### EXERCISE AIM
Your answer should be a single number: the count of lines that include "einem".
— Start of RAW DATA —
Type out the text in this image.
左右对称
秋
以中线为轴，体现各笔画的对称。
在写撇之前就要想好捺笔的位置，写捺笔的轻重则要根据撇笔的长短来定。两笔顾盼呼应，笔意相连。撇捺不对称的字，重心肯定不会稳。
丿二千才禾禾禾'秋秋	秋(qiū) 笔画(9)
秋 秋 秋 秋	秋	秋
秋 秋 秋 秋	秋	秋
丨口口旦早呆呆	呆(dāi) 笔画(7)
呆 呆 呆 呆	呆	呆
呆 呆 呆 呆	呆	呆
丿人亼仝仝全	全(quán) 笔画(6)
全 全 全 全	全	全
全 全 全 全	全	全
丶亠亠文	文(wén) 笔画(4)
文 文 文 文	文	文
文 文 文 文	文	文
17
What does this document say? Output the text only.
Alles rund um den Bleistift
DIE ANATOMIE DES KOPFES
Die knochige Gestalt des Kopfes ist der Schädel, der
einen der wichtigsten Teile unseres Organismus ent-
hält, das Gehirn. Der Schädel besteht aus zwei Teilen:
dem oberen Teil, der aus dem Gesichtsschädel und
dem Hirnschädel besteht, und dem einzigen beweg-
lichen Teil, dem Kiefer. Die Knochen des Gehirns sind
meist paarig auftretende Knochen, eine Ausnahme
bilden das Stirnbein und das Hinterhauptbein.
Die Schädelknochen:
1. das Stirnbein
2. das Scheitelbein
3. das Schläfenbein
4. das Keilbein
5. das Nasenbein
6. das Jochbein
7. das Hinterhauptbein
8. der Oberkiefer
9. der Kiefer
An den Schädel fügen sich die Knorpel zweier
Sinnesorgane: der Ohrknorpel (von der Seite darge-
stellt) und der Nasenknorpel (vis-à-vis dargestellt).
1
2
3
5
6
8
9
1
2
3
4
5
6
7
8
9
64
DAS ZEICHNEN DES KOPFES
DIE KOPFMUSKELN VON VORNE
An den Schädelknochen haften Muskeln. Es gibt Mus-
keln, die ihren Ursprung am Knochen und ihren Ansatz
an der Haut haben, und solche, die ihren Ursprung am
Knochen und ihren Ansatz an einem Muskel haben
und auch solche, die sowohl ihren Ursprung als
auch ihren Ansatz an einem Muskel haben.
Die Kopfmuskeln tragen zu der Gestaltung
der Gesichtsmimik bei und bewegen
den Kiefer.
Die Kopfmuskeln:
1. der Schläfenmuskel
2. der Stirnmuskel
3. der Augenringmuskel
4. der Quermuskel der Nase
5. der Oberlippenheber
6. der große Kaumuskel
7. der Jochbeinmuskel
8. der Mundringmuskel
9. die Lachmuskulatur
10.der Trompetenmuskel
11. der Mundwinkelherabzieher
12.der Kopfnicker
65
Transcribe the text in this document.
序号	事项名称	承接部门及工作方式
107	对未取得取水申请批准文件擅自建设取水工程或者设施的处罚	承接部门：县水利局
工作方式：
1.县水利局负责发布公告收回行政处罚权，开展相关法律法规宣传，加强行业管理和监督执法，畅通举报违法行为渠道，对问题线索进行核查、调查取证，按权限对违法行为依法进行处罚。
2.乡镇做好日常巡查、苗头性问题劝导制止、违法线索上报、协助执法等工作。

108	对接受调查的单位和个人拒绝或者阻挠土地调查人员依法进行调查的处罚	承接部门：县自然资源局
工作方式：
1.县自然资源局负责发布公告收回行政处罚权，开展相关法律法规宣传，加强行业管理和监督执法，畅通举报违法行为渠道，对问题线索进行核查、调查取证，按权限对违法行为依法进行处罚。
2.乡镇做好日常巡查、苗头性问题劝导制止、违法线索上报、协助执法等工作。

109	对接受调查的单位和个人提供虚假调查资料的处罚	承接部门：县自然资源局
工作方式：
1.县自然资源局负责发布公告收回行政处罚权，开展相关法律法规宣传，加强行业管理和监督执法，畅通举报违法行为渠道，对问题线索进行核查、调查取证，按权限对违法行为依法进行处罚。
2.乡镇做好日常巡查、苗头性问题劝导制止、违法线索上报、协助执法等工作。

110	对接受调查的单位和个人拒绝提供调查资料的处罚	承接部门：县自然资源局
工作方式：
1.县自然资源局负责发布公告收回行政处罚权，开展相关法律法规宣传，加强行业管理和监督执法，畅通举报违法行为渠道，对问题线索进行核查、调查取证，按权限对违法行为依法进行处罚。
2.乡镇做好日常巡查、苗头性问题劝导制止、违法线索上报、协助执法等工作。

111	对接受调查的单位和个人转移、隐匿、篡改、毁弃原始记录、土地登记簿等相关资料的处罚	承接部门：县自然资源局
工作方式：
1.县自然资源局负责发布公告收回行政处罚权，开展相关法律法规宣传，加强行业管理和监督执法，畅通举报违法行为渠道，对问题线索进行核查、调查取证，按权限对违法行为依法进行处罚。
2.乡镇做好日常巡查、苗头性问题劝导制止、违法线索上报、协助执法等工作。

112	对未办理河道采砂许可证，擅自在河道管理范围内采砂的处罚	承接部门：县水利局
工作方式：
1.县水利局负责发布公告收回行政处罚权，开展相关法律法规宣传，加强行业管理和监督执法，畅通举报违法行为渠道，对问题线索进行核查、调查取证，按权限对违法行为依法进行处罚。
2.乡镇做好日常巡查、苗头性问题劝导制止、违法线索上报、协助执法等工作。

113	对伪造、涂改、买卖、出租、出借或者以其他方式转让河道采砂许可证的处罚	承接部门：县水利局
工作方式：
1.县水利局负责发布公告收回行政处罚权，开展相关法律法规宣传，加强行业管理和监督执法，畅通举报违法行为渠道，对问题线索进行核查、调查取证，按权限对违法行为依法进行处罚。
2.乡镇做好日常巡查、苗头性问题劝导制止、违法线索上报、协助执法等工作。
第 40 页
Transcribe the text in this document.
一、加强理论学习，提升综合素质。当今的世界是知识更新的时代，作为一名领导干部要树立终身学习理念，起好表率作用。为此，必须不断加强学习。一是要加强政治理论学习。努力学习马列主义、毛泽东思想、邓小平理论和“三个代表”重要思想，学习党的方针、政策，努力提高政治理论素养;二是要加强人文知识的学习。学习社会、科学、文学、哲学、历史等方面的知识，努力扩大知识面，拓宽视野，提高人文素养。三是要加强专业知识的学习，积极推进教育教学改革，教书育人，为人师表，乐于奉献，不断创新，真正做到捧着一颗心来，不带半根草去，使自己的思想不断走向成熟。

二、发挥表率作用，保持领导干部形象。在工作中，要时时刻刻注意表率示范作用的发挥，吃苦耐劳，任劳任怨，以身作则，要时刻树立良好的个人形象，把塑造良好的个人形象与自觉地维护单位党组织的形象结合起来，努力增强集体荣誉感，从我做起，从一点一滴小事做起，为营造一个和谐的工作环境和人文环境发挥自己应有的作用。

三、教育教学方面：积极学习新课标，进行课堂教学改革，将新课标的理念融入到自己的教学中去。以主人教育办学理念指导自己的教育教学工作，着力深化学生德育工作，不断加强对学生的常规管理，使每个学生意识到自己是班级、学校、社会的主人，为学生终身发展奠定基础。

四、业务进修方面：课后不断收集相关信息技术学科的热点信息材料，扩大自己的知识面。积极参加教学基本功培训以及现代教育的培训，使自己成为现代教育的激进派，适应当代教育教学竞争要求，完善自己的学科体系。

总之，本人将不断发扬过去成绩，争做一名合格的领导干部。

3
— End of RAW DATA —
### ANSWER TO THE EXERCISE
2